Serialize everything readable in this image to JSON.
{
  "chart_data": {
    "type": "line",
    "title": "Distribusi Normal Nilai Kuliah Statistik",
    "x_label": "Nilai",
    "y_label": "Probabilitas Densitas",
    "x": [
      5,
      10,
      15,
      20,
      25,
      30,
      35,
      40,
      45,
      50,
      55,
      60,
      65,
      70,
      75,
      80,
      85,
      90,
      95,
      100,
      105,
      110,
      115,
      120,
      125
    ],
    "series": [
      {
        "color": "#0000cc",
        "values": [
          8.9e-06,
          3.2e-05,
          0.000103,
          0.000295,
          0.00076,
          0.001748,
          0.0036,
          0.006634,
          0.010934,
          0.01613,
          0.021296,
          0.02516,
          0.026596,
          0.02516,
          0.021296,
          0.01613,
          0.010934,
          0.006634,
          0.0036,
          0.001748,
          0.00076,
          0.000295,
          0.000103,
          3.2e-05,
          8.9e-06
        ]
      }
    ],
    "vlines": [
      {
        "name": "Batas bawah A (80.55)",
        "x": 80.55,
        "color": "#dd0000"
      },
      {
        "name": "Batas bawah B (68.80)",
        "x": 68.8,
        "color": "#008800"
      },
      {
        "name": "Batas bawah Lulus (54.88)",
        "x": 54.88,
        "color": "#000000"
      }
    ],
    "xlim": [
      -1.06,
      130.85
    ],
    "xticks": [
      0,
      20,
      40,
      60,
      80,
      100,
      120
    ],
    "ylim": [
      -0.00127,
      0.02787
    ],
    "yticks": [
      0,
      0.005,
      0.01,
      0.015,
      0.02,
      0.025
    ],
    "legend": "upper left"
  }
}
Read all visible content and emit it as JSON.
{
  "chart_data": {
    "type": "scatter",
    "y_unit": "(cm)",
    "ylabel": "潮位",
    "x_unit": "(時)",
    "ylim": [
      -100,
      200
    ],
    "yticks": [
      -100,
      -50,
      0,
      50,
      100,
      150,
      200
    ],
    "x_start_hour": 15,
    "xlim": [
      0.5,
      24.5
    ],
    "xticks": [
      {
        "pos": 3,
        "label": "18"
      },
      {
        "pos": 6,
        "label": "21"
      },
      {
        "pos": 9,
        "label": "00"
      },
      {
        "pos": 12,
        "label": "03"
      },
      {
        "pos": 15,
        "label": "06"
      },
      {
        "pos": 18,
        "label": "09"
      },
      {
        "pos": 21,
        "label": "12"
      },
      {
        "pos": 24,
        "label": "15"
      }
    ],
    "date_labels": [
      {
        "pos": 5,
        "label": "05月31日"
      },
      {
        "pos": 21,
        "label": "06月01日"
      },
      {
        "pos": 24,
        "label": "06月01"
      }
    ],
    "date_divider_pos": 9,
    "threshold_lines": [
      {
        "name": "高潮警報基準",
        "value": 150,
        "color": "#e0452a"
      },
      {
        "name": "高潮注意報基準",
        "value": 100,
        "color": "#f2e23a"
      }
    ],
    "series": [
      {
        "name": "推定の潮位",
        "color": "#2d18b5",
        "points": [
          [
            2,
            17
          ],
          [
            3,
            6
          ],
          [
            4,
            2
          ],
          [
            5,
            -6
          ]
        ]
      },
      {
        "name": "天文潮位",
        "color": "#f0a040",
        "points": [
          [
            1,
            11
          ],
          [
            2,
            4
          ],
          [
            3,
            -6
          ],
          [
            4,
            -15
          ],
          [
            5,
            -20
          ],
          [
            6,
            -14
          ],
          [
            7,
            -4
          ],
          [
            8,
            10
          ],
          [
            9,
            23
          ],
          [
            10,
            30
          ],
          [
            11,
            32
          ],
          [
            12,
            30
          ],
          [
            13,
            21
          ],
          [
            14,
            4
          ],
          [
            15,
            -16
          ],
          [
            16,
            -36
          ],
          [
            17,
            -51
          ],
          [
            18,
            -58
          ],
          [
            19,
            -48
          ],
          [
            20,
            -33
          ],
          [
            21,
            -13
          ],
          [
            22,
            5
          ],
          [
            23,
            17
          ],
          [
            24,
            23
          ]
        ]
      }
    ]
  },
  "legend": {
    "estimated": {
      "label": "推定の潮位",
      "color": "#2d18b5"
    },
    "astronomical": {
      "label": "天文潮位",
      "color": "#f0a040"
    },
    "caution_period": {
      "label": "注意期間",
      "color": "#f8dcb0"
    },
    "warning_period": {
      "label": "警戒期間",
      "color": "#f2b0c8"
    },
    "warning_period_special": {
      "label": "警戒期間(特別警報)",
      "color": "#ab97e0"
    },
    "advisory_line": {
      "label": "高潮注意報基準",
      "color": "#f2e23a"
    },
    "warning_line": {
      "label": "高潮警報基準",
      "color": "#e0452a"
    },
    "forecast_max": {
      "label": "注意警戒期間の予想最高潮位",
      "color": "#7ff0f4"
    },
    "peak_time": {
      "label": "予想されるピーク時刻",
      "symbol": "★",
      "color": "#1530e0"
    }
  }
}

* * * * * * *

- _What needs to be done_: Write each line above out exactly.

- _Output of the exercise_:
Serialize everything readable in this image to JSON.
{
  "chart_data": {
    "type": "line",
    "title": "Distribusi Normal Nilai Kuliah Statistik",
    "x_label": "Nilai",
    "y_label": "Probabilitas Densitas",
    "x": [
      5,
      10,
      15,
      20,
      25,
      30,
      35,
      40,
      45,
      50,
      55,
      60,
      65,
      70,
      75,
      80,
      85,
      90,
      95,
      100,
      105,
      110,
      115,
      120,
      125
    ],
    "series": [
      {
        "color": "#0000cc",
        "values": [
          8.9e-06,
          3.2e-05,
          0.000103,
          0.000295,
          0.00076,
          0.001748,
          0.0036,
          0.006634,
          0.010934,
          0.01613,
          0.021296,
          0.02516,
          0.026596,
          0.02516,
          0.021296,
          0.01613,
          0.010934,
          0.006634,
          0.0036,
          0.001748,
          0.00076,
          0.000295,
          0.000103,
          3.2e-05,
          8.9e-06
        ]
      }
    ],
    "vlines": [
      {
        "name": "Batas bawah A (80.55)",
        "x": 80.55,
        "color": "#dd0000"
      },
      {
        "name": "Batas bawah B (68.80)",
        "x": 68.8,
        "color": "#008800"
      },
      {
        "name": "Batas bawah Lulus (54.88)",
        "x": 54.88,
        "color": "#000000"
      }
    ],
    "xlim": [
      -1.06,
      130.85
    ],
    "xticks": [
      0,
      20,
      40,
      60,
      80,
      100,
      120
    ],
    "ylim": [
      -0.00127,
      0.02787
    ],
    "yticks": [
      0,
      0.005,
      0.01,
      0.015,
      0.02,
      0.025
    ],
    "legend": "upper left"
  }
}
Read all visible content and emit it as JSON.
{
  "chart_data": {
    "type": "scatter",
    "y_unit": "(cm)",
    "ylabel": "潮位",
    "x_unit": "(時)",
    "ylim": [
      -100,
      200
    ],
    "yticks": [
      -100,
      -50,
      0,
      50,
      100,
      150,
      200
    ],
    "x_start_hour": 15,
    "xlim": [
      0.5,
      24.5
    ],
    "xticks": [
      {
        "pos": 3,
        "label": "18"
      },
      {
        "pos": 6,
        "label": "21"
      },
      {
        "pos": 9,
        "label": "00"
      },
      {
        "pos": 12,
        "label": "03"
      },
      {
        "pos": 15,
        "label": "06"
      },
      {
        "pos": 18,
        "label": "09"
      },
      {
        "pos": 21,
        "label": "12"
      },
      {
        "pos": 24,
        "label": "15"
      }
    ],
    "date_labels": [
      {
        "pos": 5,
        "label": "05月31日"
      },
      {
        "pos": 21,
        "label": "06月01日"
      },
      {
        "pos": 24,
        "label": "06月01"
      }
    ],
    "date_divider_pos": 9,
    "threshold_lines": [
      {
        "name": "高潮警報基準",
        "value": 150,
        "color": "#e0452a"
      },
      {
        "name": "高潮注意報基準",
        "value": 100,
        "color": "#f2e23a"
      }
    ],
    "series": [
      {
        "name": "推定の潮位",
        "color": "#2d18b5",
        "points": [
          [
            2,
            17
          ],
          [
            3,
            6
          ],
          [
            4,
            2
          ],
          [
            5,
            -6
          ]
        ]
      },
      {
        "name": "天文潮位",
        "color": "#f0a040",
        "points": [
          [
            1,
            11
          ],
          [
            2,
            4
          ],
          [
            3,
            -6
          ],
          [
            4,
            -15
          ],
          [
            5,
            -20
          ],
          [
            6,
            -14
          ],
          [
            7,
            -4
          ],
          [
            8,
            10
          ],
          [
            9,
            23
          ],
          [
            10,
            30
          ],
          [
            11,
            32
          ],
          [
            12,
            30
          ],
          [
            13,
            21
          ],
          [
            14,
            4
          ],
          [
            15,
            -16
          ],
          [
            16,
            -36
          ],
          [
            17,
            -51
          ],
          [
            18,
            -58
          ],
          [
            19,
            -48
          ],
          [
            20,
            -33
          ],
          [
            21,
            -13
          ],
          [
            22,
            5
          ],
          [
            23,
            17
          ],
          [
            24,
            23
          ]
        ]
      }
    ]
  },
  "legend": {
    "estimated": {
      "label": "推定の潮位",
      "color": "#2d18b5"
    },
    "astronomical": {
      "label": "天文潮位",
      "color": "#f0a040"
    },
    "caution_period": {
      "label": "注意期間",
      "color": "#f8dcb0"
    },
    "warning_period": {
      "label": "警戒期間",
      "color": "#f2b0c8"
    },
    "warning_period_special": {
      "label": "警戒期間(特別警報)",
      "color": "#ab97e0"
    },
    "advisory_line": {
      "label": "高潮注意報基準",
      "color": "#f2e23a"
    },
    "warning_line": {
      "label": "高潮警報基準",
      "color": "#e0452a"
    },
    "forecast_max": {
      "label": "注意警戒期間の予想最高潮位",
      "color": "#7ff0f4"
    },
    "peak_time": {
      "label": "予想されるピーク時刻",
      "symbol": "★",
      "color": "#1530e0"
    }
  }
}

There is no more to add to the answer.